• _WRITTEN INSTRUCTION_
Transcribe the listing that follows in full, omitting pictures.

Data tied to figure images
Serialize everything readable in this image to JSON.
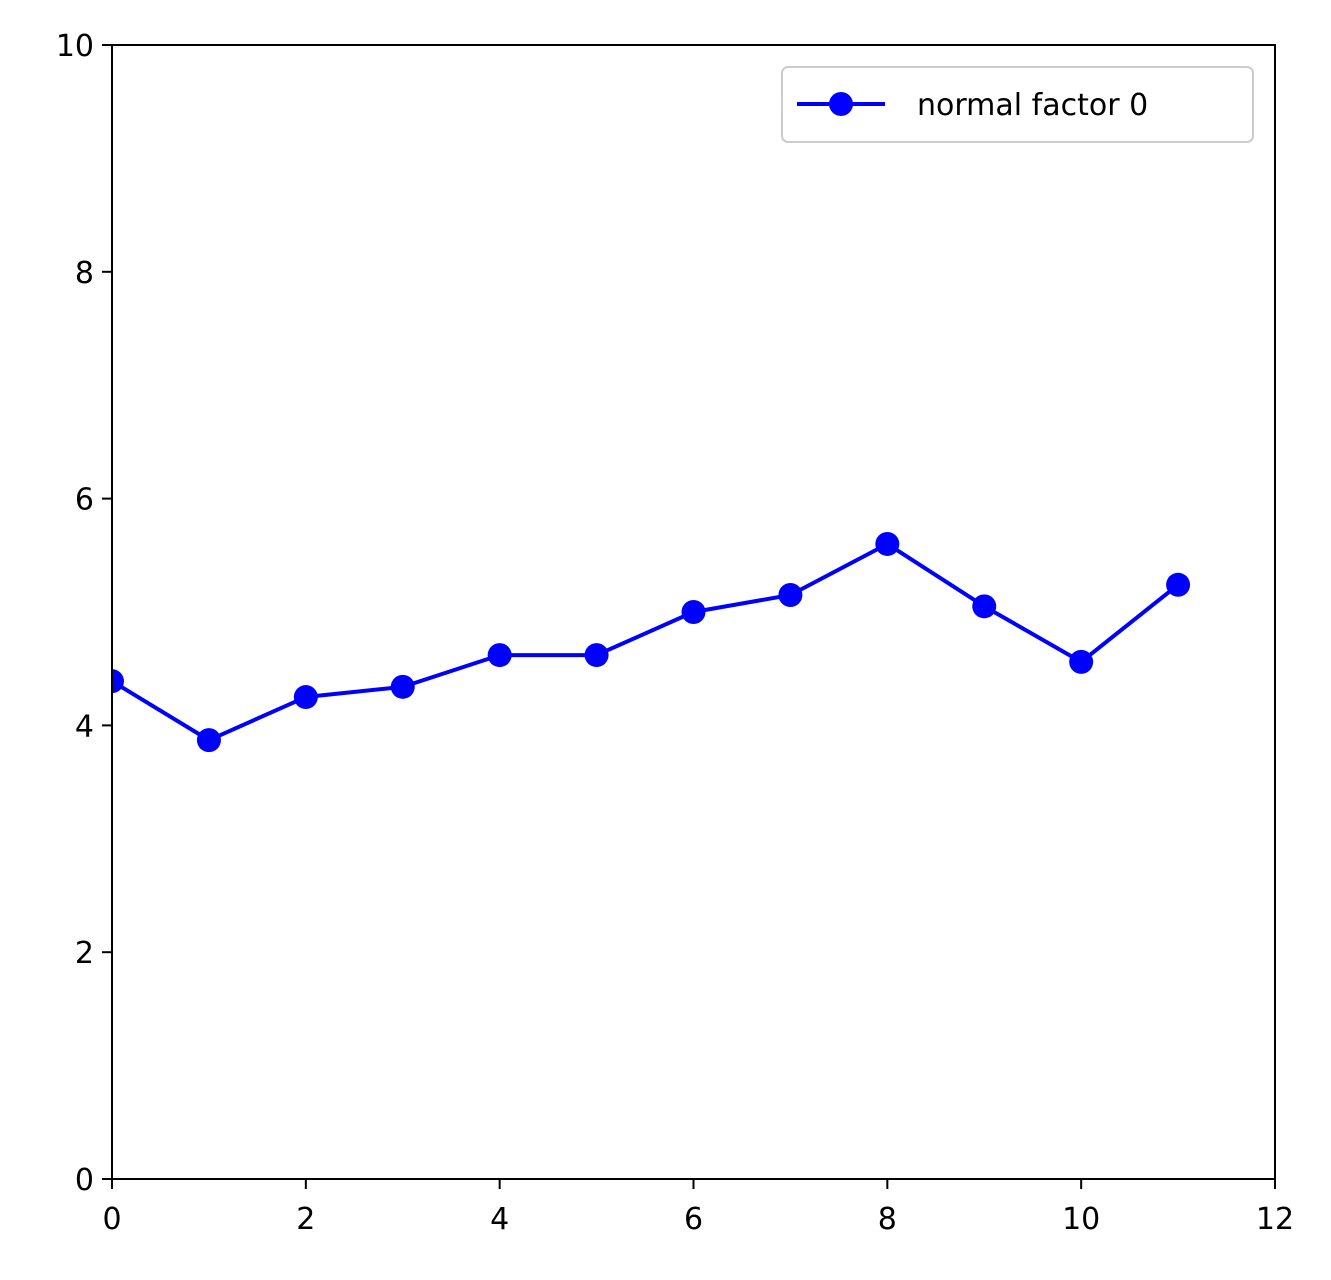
{
  "chart_data": {
    "type": "line",
    "title": "",
    "xlabel": "",
    "ylabel": "",
    "xlim": [
      0,
      12
    ],
    "ylim": [
      0,
      10
    ],
    "x_ticks": [
      "0",
      "2",
      "4",
      "6",
      "8",
      "10",
      "12"
    ],
    "y_ticks": [
      "0",
      "2",
      "4",
      "6",
      "8",
      "10"
    ],
    "grid": false,
    "legend_position": "top-right",
    "series": [
      {
        "name": "normal factor 0",
        "color": "#0000ff",
        "marker": "circle",
        "x": [
          0,
          1,
          2,
          3,
          4,
          5,
          6,
          7,
          8,
          9,
          10,
          11
        ],
        "y": [
          4.39,
          3.87,
          4.25,
          4.34,
          4.62,
          4.62,
          5.0,
          5.15,
          5.6,
          5.05,
          4.56,
          5.24
        ]
      }
    ]
  }
}
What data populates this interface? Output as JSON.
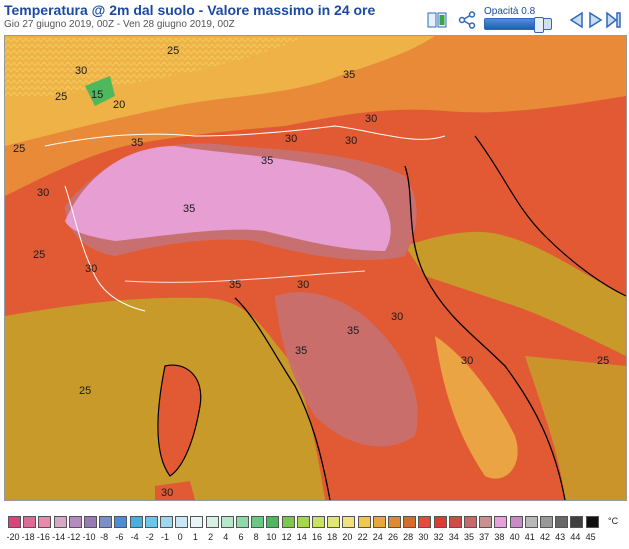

• _EXERCISE SOLUTION_
Serialize everything readable in this image to JSON.
{
  "chart_data": {
    "type": "line",
    "title": "",
    "xlabel": "",
    "ylabel": "",
    "xlim": [
      0,
      12
    ],
    "ylim": [
      0,
      10
    ],
    "x_ticks": [
      "0",
      "2",
      "4",
      "6",
      "8",
      "10",
      "12"
    ],
    "y_ticks": [
      "0",
      "2",
      "4",
      "6",
      "8",
      "10"
    ],
    "grid": false,
    "legend_position": "top-right",
    "series": [
      {
        "name": "normal factor 0",
        "color": "#0000ff",
        "marker": "circle",
        "x": [
          0,
          1,
          2,
          3,
          4,
          5,
          6,
          7,
          8,
          9,
          10,
          11
        ],
        "y": [
          4.39,
          3.87,
          4.25,
          4.34,
          4.62,
          4.62,
          5.0,
          5.15,
          5.6,
          5.05,
          4.56,
          5.24
        ]
      }
    ]
  }
}
What data populates this interface? Output as JSON.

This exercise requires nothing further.